* _WHAT IS BEING ASKED_
All of the material below is to be retyped exactly.

* _GIVEN ENTRIES_
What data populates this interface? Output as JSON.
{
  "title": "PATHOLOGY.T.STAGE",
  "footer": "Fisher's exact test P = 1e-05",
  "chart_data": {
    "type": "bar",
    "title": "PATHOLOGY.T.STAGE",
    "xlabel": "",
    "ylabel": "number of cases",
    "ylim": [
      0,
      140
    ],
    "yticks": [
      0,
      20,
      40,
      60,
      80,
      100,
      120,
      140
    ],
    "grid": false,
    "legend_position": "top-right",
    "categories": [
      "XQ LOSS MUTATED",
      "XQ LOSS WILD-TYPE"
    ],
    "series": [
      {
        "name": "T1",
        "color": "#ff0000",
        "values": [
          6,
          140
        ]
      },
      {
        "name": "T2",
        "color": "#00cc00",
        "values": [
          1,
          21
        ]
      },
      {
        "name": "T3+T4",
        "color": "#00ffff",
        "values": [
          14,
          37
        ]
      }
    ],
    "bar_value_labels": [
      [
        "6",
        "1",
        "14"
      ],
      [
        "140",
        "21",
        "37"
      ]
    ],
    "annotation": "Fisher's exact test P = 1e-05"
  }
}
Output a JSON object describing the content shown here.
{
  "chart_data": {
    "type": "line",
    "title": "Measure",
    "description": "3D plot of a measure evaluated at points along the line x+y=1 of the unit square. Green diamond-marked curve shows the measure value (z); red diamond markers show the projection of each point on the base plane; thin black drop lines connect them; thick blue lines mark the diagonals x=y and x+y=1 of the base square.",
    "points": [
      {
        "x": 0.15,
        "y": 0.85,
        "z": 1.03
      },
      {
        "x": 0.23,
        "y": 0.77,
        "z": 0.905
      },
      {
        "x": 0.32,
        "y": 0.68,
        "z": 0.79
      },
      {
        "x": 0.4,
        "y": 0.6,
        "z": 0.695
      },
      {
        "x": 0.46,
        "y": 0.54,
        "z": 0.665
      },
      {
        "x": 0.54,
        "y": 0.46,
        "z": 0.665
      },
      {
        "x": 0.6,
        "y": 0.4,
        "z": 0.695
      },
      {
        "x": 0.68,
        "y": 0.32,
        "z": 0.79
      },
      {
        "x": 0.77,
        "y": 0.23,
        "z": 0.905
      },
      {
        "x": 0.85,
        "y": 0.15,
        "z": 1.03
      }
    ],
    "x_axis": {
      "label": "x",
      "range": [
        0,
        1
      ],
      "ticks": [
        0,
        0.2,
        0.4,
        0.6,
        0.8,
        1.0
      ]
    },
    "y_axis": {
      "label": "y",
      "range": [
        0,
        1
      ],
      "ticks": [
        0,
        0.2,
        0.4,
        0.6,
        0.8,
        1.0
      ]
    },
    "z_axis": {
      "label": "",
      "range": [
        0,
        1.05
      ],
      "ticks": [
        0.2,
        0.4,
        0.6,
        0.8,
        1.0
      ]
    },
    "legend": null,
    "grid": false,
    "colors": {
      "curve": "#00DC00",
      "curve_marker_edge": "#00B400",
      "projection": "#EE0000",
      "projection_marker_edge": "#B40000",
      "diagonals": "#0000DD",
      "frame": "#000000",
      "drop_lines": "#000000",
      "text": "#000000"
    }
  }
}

* _SOLVED PROBLEM_
What data populates this interface? Output as JSON.
{
  "title": "PATHOLOGY.T.STAGE",
  "footer": "Fisher's exact test P = 1e-05",
  "chart_data": {
    "type": "bar",
    "title": "PATHOLOGY.T.STAGE",
    "xlabel": "",
    "ylabel": "number of cases",
    "ylim": [
      0,
      140
    ],
    "yticks": [
      0,
      20,
      40,
      60,
      80,
      100,
      120,
      140
    ],
    "grid": false,
    "legend_position": "top-right",
    "categories": [
      "XQ LOSS MUTATED",
      "XQ LOSS WILD-TYPE"
    ],
    "series": [
      {
        "name": "T1",
        "color": "#ff0000",
        "values": [
          6,
          140
        ]
      },
      {
        "name": "T2",
        "color": "#00cc00",
        "values": [
          1,
          21
        ]
      },
      {
        "name": "T3+T4",
        "color": "#00ffff",
        "values": [
          14,
          37
        ]
      }
    ],
    "bar_value_labels": [
      [
        "6",
        "1",
        "14"
      ],
      [
        "140",
        "21",
        "37"
      ]
    ],
    "annotation": "Fisher's exact test P = 1e-05"
  }
}
Output a JSON object describing the content shown here.
{
  "chart_data": {
    "type": "line",
    "title": "Measure",
    "description": "3D plot of a measure evaluated at points along the line x+y=1 of the unit square. Green diamond-marked curve shows the measure value (z); red diamond markers show the projection of each point on the base plane; thin black drop lines connect them; thick blue lines mark the diagonals x=y and x+y=1 of the base square.",
    "points": [
      {
        "x": 0.15,
        "y": 0.85,
        "z": 1.03
      },
      {
        "x": 0.23,
        "y": 0.77,
        "z": 0.905
      },
      {
        "x": 0.32,
        "y": 0.68,
        "z": 0.79
      },
      {
        "x": 0.4,
        "y": 0.6,
        "z": 0.695
      },
      {
        "x": 0.46,
        "y": 0.54,
        "z": 0.665
      },
      {
        "x": 0.54,
        "y": 0.46,
        "z": 0.665
      },
      {
        "x": 0.6,
        "y": 0.4,
        "z": 0.695
      },
      {
        "x": 0.68,
        "y": 0.32,
        "z": 0.79
      },
      {
        "x": 0.77,
        "y": 0.23,
        "z": 0.905
      },
      {
        "x": 0.85,
        "y": 0.15,
        "z": 1.03
      }
    ],
    "x_axis": {
      "label": "x",
      "range": [
        0,
        1
      ],
      "ticks": [
        0,
        0.2,
        0.4,
        0.6,
        0.8,
        1.0
      ]
    },
    "y_axis": {
      "label": "y",
      "range": [
        0,
        1
      ],
      "ticks": [
        0,
        0.2,
        0.4,
        0.6,
        0.8,
        1.0
      ]
    },
    "z_axis": {
      "label": "",
      "range": [
        0,
        1.05
      ],
      "ticks": [
        0.2,
        0.4,
        0.6,
        0.8,
        1.0
      ]
    },
    "legend": null,
    "grid": false,
    "colors": {
      "curve": "#00DC00",
      "curve_marker_edge": "#00B400",
      "projection": "#EE0000",
      "projection_marker_edge": "#B40000",
      "diagonals": "#0000DD",
      "frame": "#000000",
      "drop_lines": "#000000",
      "text": "#000000"
    }
  }
}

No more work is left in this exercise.